Given problem -> Each entry that follows is to be retyped exactly. Pictures do not belong in the copy.

Records from a collection

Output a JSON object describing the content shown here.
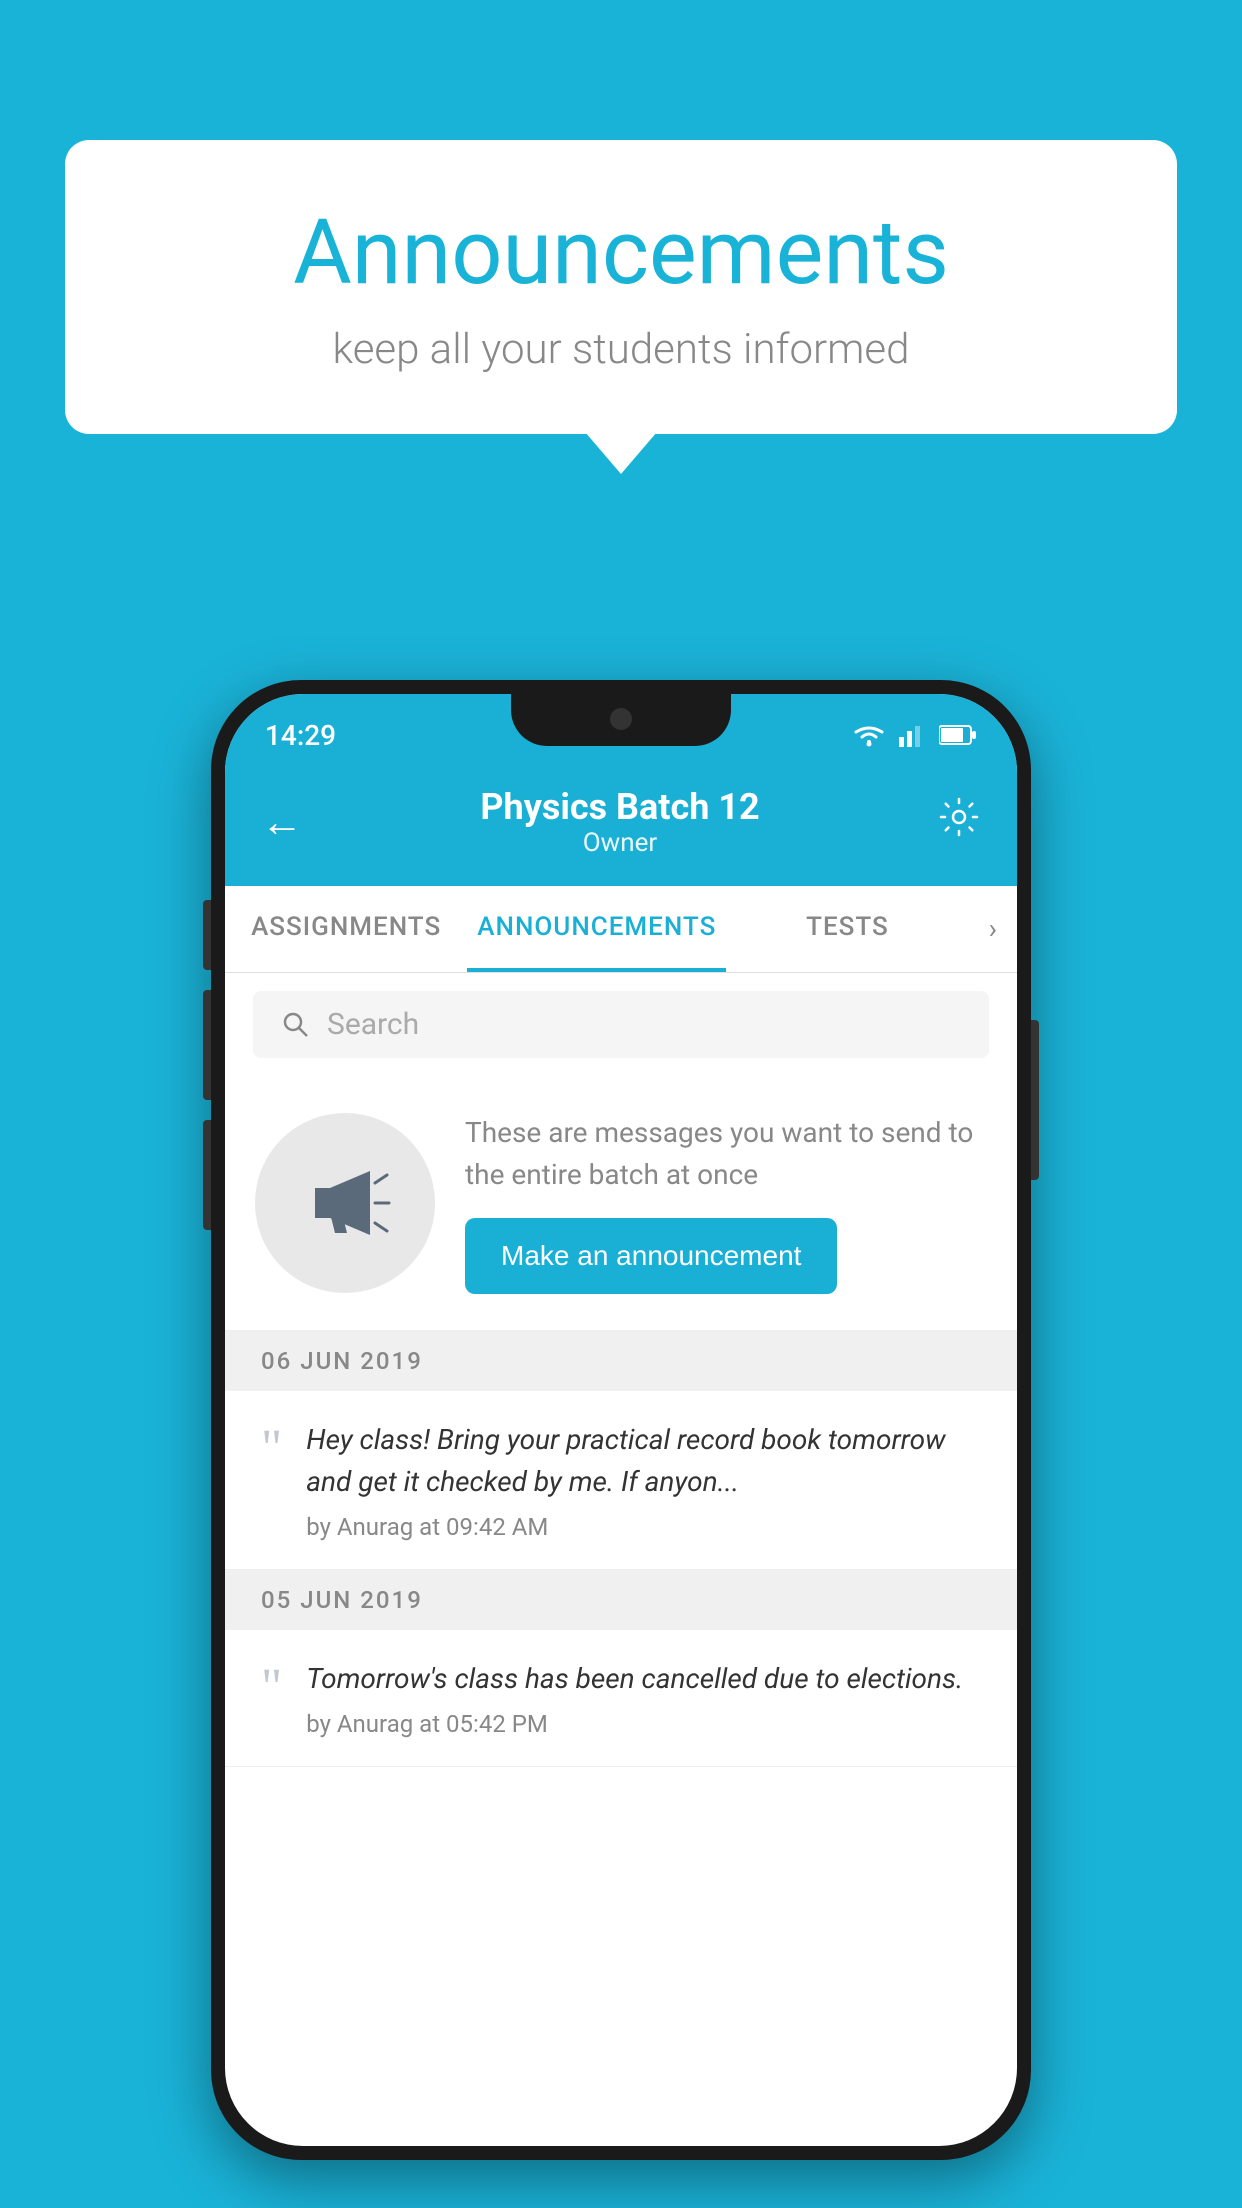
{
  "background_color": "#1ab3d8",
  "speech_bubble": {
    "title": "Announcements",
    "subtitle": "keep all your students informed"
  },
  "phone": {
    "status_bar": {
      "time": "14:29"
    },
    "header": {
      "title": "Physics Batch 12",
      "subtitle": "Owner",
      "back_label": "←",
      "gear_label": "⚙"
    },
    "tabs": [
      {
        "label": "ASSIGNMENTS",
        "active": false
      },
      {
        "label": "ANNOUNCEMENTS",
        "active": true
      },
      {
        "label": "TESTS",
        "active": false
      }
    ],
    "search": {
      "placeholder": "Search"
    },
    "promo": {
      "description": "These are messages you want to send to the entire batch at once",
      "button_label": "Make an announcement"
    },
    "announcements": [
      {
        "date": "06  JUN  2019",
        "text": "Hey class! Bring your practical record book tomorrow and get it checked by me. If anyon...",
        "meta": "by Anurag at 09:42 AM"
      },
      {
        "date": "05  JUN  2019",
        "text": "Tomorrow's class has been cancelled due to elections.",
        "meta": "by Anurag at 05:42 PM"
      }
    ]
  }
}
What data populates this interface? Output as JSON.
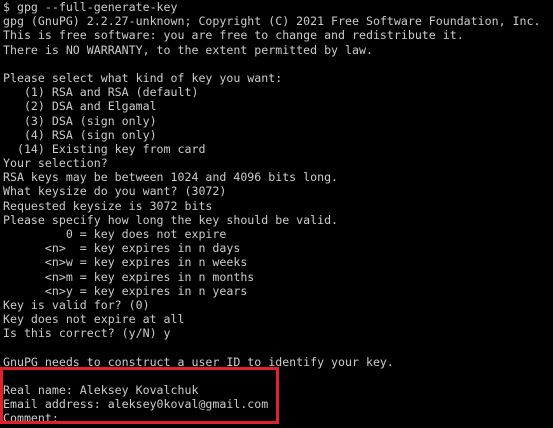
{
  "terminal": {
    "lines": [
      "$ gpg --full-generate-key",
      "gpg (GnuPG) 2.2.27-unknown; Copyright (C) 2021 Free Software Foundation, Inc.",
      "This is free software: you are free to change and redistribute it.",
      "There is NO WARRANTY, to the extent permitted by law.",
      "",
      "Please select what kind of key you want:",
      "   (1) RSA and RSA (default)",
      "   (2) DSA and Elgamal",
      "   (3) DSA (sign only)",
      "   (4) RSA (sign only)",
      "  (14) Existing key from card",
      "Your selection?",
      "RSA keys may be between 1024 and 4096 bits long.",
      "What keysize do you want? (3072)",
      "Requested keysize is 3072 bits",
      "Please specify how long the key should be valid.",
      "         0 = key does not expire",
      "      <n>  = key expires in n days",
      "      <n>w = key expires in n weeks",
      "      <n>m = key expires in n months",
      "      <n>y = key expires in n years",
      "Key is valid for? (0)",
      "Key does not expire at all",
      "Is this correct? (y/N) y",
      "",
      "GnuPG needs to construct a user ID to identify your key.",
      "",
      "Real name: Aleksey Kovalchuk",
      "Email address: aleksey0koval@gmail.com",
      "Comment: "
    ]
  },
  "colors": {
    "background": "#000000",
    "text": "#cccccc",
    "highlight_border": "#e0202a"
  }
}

Answer to the problem ->
Output a JSON object describing the content shown here.
{
  "background_color": "#1ab3d8",
  "speech_bubble": {
    "title": "Announcements",
    "subtitle": "keep all your students informed"
  },
  "phone": {
    "status_bar": {
      "time": "14:29"
    },
    "header": {
      "title": "Physics Batch 12",
      "subtitle": "Owner",
      "back_label": "←",
      "gear_label": "⚙"
    },
    "tabs": [
      {
        "label": "ASSIGNMENTS",
        "active": false
      },
      {
        "label": "ANNOUNCEMENTS",
        "active": true
      },
      {
        "label": "TESTS",
        "active": false
      }
    ],
    "search": {
      "placeholder": "Search"
    },
    "promo": {
      "description": "These are messages you want to send to the entire batch at once",
      "button_label": "Make an announcement"
    },
    "announcements": [
      {
        "date": "06  JUN  2019",
        "text": "Hey class! Bring your practical record book tomorrow and get it checked by me. If anyon...",
        "meta": "by Anurag at 09:42 AM"
      },
      {
        "date": "05  JUN  2019",
        "text": "Tomorrow's class has been cancelled due to elections.",
        "meta": "by Anurag at 05:42 PM"
      }
    ]
  }
}
What data populates this interface? Output as JSON.
{
  "terminal": {
    "lines": [
      "$ gpg --full-generate-key",
      "gpg (GnuPG) 2.2.27-unknown; Copyright (C) 2021 Free Software Foundation, Inc.",
      "This is free software: you are free to change and redistribute it.",
      "There is NO WARRANTY, to the extent permitted by law.",
      "",
      "Please select what kind of key you want:",
      "   (1) RSA and RSA (default)",
      "   (2) DSA and Elgamal",
      "   (3) DSA (sign only)",
      "   (4) RSA (sign only)",
      "  (14) Existing key from card",
      "Your selection?",
      "RSA keys may be between 1024 and 4096 bits long.",
      "What keysize do you want? (3072)",
      "Requested keysize is 3072 bits",
      "Please specify how long the key should be valid.",
      "         0 = key does not expire",
      "      <n>  = key expires in n days",
      "      <n>w = key expires in n weeks",
      "      <n>m = key expires in n months",
      "      <n>y = key expires in n years",
      "Key is valid for? (0)",
      "Key does not expire at all",
      "Is this correct? (y/N) y",
      "",
      "GnuPG needs to construct a user ID to identify your key.",
      "",
      "Real name: Aleksey Kovalchuk",
      "Email address: aleksey0koval@gmail.com",
      "Comment: "
    ]
  },
  "colors": {
    "background": "#000000",
    "text": "#cccccc",
    "highlight_border": "#e0202a"
  }
}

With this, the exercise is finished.